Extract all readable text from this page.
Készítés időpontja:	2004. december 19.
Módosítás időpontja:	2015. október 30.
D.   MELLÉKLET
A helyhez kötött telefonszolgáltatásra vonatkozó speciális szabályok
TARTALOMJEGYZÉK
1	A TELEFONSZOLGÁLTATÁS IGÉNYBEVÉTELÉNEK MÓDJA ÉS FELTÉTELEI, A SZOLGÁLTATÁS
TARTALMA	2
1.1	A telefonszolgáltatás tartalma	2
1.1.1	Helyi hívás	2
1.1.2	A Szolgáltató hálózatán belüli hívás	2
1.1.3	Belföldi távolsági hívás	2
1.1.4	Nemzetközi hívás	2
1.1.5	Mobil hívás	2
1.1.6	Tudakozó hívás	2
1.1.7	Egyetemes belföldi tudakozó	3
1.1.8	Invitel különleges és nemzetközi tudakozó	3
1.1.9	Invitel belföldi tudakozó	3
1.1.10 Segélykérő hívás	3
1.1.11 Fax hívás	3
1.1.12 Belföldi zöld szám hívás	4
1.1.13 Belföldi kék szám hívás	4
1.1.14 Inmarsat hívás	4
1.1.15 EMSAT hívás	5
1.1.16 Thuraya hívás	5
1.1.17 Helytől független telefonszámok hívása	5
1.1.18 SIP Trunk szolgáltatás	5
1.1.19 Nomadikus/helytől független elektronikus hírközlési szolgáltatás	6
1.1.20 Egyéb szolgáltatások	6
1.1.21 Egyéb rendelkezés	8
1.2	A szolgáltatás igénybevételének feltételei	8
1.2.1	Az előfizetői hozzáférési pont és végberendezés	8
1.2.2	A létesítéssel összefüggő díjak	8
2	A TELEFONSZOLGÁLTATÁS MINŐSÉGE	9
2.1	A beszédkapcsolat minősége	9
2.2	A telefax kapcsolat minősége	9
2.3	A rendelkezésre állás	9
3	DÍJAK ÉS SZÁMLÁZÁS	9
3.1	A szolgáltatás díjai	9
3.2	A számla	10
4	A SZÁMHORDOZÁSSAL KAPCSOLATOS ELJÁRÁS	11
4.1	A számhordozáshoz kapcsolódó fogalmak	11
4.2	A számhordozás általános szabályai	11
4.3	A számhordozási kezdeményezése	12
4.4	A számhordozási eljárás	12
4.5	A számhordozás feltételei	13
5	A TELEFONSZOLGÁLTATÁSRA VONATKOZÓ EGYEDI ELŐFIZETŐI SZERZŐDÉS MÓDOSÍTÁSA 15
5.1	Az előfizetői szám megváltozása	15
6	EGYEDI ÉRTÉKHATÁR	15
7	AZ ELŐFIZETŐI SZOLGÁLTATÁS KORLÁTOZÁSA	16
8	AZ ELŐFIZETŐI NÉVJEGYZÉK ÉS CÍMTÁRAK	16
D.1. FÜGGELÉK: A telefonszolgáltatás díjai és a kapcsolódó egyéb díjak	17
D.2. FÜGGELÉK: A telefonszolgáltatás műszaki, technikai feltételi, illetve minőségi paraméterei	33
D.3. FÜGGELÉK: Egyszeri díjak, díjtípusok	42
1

What is being asked. Can you restate every record above word for word?

Right answer.
Extract all readable text from this page.
Készítés időpontja:	2004. december 19.
Módosítás időpontja:	2015. október 30.
D.   MELLÉKLET
A helyhez kötött telefonszolgáltatásra vonatkozó speciális szabályok
TARTALOMJEGYZÉK
1	A TELEFONSZOLGÁLTATÁS IGÉNYBEVÉTELÉNEK MÓDJA ÉS FELTÉTELEI, A SZOLGÁLTATÁS
TARTALMA	2
1.1	A telefonszolgáltatás tartalma	2
1.1.1	Helyi hívás	2
1.1.2	A Szolgáltató hálózatán belüli hívás	2
1.1.3	Belföldi távolsági hívás	2
1.1.4	Nemzetközi hívás	2
1.1.5	Mobil hívás	2
1.1.6	Tudakozó hívás	2
1.1.7	Egyetemes belföldi tudakozó	3
1.1.8	Invitel különleges és nemzetközi tudakozó	3
1.1.9	Invitel belföldi tudakozó	3
1.1.10 Segélykérő hívás	3
1.1.11 Fax hívás	3
1.1.12 Belföldi zöld szám hívás	4
1.1.13 Belföldi kék szám hívás	4
1.1.14 Inmarsat hívás	4
1.1.15 EMSAT hívás	5
1.1.16 Thuraya hívás	5
1.1.17 Helytől független telefonszámok hívása	5
1.1.18 SIP Trunk szolgáltatás	5
1.1.19 Nomadikus/helytől független elektronikus hírközlési szolgáltatás	6
1.1.20 Egyéb szolgáltatások	6
1.1.21 Egyéb rendelkezés	8
1.2	A szolgáltatás igénybevételének feltételei	8
1.2.1	Az előfizetői hozzáférési pont és végberendezés	8
1.2.2	A létesítéssel összefüggő díjak	8
2	A TELEFONSZOLGÁLTATÁS MINŐSÉGE	9
2.1	A beszédkapcsolat minősége	9
2.2	A telefax kapcsolat minősége	9
2.3	A rendelkezésre állás	9
3	DÍJAK ÉS SZÁMLÁZÁS	9
3.1	A szolgáltatás díjai	9
3.2	A számla	10
4	A SZÁMHORDOZÁSSAL KAPCSOLATOS ELJÁRÁS	11
4.1	A számhordozáshoz kapcsolódó fogalmak	11
4.2	A számhordozás általános szabályai	11
4.3	A számhordozási kezdeményezése	12
4.4	A számhordozási eljárás	12
4.5	A számhordozás feltételei	13
5	A TELEFONSZOLGÁLTATÁSRA VONATKOZÓ EGYEDI ELŐFIZETŐI SZERZŐDÉS MÓDOSÍTÁSA 15
5.1	Az előfizetői szám megváltozása	15
6	EGYEDI ÉRTÉKHATÁR	15
7	AZ ELŐFIZETŐI SZOLGÁLTATÁS KORLÁTOZÁSA	16
8	AZ ELŐFIZETŐI NÉVJEGYZÉK ÉS CÍMTÁRAK	16
D.1. FÜGGELÉK: A telefonszolgáltatás díjai és a kapcsolódó egyéb díjak	17
D.2. FÜGGELÉK: A telefonszolgáltatás műszaki, technikai feltételi, illetve minőségi paraméterei	33
D.3. FÜGGELÉK: Egyszeri díjak, díjtípusok	42
1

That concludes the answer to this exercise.